[Selected text]:
BTW the WCX thrower sitting with a holding blind at the Eastern Regional was absolutely baffling. There was no reason to have the holding blind and it is completely atypical for a WCX. Granted most dogs have seen holding blinds but I think the judges were not intimately familiar with the rules of the WCX, which are very quantified and specific.


----------



## SRW (Dec 21, 2018)

K9-Design said:


> Far too many hunt test trainers rely on a duck call to pull their dog to the next mark, an absolutely terrible training habit.


Not to mention it's just plain silly. Do people think every bird shot when hunting is preceded by a duck call?


----------



## nolefan (Nov 6, 2009)

Congratulations!!! Thank you for sharing so many details and of course the photos  they are terrific!! I especially like the one out in the field, what a nice looking dog,


----------



## CAROLINA MOM (May 12, 2009)

Congratulations!


----------



## DblTrblGolden2 (Aug 22, 2018)

K9-Design said:


> Agree, I never use duck calls in training unless it's me doing the calling at the line and only to add excitement in a breaking test, a necessary evil of hunt tests.
> Far too many hunt test trainers rely on a duck call to pull their dog to the next mark, an absolutely terrible training habit.
> BTW the WCX thrower sitting with a holding blind at the Eastern Regional was absolutely baffling. There was no reason to have the holding blind and it is completely atypical for a WCX. Granted most dogs have seen holding blinds but I think the judges were not intimately familiar with the rules of the WCX, which are very quantified and specific.


Thank you and @SRW for the tip. I’m going to start training without calls. I honestly just never thought about it. In my training groups field dogs get no calls, but all hunt tests dogs do. I never thought about why??


----------



## SRW (Dec 21, 2018)

DblTrblGolden2 said:


> Thank you and @SRW for the tip. I’m going to start training without calls. I honestly just never thought about it. In my training groups field dogs get no calls, but all hunt tests dogs do. I never thought about why??


You aren't alone. I see many veteran field people pointing out the gunners to their dogs in training. One of my mentors has always been very adamant about making the dog pick out the guns on its own, it is some of the best training advise I have ever heard. Also let the dog concentrate on the gun locations especially the memory birds, take your time.

[Written instruction 1]:
In the forum thread on hunt test training, rewrite the paragraph beginning "You aren't alone" as a shorter version that keeps its main facts.
[Written instruction 2]:
Carry on the forum thread on hunt test training from its final post.

Spatial layout entries
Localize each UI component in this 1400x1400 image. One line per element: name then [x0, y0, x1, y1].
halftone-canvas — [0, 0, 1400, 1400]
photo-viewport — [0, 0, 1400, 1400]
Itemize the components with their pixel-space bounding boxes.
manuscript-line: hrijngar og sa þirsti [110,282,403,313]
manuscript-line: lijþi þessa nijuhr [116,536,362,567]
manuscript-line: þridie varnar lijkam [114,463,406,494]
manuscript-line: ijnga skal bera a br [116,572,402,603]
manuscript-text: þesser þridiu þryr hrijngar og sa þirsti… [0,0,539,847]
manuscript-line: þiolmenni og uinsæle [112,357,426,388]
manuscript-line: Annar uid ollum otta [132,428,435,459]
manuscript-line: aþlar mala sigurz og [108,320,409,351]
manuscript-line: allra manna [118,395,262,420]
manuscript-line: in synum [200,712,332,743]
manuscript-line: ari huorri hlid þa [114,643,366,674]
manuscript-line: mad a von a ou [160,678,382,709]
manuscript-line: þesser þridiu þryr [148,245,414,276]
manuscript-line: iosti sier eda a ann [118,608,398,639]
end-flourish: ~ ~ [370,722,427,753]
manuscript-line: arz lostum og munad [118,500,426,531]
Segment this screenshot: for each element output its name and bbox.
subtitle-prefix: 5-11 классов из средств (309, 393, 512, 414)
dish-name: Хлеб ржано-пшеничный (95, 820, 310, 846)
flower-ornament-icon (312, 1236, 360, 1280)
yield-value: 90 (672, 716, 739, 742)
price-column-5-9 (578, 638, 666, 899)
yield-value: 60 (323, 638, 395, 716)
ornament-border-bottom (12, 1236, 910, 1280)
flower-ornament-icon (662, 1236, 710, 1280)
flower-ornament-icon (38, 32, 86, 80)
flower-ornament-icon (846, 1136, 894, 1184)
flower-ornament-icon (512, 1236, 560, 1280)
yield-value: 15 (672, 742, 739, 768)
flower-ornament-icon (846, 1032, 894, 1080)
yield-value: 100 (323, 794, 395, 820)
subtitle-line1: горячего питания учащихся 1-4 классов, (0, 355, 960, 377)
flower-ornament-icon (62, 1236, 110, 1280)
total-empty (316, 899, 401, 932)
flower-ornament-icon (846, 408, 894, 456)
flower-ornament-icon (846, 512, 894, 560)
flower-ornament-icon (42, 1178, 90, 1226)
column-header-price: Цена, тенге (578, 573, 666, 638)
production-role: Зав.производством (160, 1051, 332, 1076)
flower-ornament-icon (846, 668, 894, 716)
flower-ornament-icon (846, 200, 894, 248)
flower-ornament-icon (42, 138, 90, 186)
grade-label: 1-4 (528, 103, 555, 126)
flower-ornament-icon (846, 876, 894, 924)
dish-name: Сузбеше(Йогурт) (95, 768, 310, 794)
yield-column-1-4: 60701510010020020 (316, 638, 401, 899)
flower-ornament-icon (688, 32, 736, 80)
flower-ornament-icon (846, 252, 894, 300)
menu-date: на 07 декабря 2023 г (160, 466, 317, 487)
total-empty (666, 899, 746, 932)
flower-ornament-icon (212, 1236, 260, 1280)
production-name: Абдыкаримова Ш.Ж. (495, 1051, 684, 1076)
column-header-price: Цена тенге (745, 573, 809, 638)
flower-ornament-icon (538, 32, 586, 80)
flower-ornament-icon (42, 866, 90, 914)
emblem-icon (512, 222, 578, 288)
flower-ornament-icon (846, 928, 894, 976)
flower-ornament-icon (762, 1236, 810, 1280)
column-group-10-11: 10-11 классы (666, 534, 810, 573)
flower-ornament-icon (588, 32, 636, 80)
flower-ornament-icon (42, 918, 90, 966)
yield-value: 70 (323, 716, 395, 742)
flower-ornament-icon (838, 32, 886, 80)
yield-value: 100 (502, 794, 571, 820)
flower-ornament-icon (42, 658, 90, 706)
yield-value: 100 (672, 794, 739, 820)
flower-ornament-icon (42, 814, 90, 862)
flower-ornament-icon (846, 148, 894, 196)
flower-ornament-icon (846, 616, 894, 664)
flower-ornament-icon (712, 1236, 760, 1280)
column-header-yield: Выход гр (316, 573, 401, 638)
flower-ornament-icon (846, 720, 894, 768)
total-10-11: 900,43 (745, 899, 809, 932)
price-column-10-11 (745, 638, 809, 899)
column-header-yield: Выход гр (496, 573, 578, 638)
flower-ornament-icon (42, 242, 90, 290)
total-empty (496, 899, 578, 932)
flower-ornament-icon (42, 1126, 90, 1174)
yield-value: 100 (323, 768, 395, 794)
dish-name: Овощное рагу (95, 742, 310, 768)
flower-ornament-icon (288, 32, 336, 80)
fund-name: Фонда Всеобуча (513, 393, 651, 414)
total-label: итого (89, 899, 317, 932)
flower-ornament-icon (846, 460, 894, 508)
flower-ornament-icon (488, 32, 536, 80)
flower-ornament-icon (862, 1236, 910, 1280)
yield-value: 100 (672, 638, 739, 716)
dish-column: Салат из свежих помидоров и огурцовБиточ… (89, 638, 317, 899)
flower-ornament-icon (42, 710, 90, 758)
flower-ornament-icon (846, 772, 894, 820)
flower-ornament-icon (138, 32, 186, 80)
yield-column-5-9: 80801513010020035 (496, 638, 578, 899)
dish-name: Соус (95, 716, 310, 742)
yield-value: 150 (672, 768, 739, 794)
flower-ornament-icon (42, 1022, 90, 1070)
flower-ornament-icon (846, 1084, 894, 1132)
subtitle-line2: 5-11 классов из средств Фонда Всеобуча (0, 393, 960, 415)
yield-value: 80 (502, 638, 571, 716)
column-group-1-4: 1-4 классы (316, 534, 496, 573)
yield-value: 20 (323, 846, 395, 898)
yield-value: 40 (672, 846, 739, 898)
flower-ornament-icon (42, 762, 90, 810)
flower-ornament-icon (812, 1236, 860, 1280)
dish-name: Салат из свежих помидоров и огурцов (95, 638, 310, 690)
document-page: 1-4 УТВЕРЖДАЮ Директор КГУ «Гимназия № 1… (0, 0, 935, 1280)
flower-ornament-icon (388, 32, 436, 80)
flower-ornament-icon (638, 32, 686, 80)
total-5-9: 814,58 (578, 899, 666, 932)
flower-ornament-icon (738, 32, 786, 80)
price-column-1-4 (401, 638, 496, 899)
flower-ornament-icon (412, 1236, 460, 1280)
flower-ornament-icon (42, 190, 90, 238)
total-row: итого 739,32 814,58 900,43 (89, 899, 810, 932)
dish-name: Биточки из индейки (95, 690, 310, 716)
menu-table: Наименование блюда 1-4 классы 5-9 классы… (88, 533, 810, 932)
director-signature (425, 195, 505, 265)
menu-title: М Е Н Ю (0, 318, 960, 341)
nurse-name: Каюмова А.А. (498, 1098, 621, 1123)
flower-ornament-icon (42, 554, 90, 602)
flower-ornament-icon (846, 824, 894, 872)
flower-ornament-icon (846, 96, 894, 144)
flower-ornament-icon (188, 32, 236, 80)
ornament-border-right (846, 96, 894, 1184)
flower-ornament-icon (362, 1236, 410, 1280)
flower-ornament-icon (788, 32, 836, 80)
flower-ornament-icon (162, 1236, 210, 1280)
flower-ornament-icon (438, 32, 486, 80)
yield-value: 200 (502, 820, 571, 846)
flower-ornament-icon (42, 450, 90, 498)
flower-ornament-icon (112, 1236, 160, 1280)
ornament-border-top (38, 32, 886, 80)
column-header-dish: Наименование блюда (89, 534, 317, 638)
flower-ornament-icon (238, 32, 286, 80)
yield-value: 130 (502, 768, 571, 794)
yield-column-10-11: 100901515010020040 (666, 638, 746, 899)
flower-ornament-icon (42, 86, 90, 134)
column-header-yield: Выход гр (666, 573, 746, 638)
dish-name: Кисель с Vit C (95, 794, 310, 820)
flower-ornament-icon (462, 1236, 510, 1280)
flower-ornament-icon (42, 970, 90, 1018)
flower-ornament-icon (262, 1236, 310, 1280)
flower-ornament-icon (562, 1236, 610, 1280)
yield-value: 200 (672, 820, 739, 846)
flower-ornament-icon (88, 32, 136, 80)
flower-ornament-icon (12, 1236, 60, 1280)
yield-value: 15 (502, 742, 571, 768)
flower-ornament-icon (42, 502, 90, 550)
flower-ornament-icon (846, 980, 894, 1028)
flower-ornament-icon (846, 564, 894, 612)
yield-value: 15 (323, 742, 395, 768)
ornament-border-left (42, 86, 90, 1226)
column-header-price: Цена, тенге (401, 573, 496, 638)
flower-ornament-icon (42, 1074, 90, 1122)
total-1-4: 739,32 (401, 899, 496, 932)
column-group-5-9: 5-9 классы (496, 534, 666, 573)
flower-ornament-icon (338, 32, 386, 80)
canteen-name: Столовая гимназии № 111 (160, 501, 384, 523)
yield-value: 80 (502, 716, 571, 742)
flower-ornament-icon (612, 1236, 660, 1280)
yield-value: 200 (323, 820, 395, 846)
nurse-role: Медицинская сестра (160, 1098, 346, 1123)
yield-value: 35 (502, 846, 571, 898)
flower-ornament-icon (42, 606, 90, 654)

[Expected output 1]:
Many veteran field people point out the gunners to their dogs in training. One of the writer's mentors has always insisted that the dog pick out the guns on its own, which the writer considers some of the best training advice they have heard. The dog should also be allowed to focus on the gun locations, especially for the memory birds, without rushing.

[Expected output 2]:
At an event I might help the dog find a gunner if I have to, in training never. I will call for the mark to be thrown even if the dog hasn't found the gun. Might have to re-throw it or ask for a double throw but the surprise of a thrown bird from a gun the dog hasn't found is a great teaching moment. The dog wants those birds even more than you do and it will teach him to keep looking and not just focus on the most prominent gunner in the field. 
Of course in training with multiple gunners in the field, the retrieves should frequently be done as singles.


----------



## PalouseDogs (Aug 14, 2013)

But, in hunt tests, the gunners are hidden. Yes, I know the dogs can often pick them out. If the judges are determined to hide them, they can be very hard to find, especially in our landscape, where there are plenty of rocky mounds and bushes to get behind.


----------



## SRW (Dec 21, 2018)

PalouseDogs said:


> But, in hunt tests, the gunners are hidden.


Good point.
In AKC tests some are supposed to be hidden and there can also be visible guns. I believe all gunners are supposed to be hidden in HRC tests, not sure of that though.
Either way you are correct. In theory the dog would not be able to find the gun stations. This rarely happens at the tests I have seen or heard about. Usually it is something like this;
















Can anyone spot the gunners in those photos?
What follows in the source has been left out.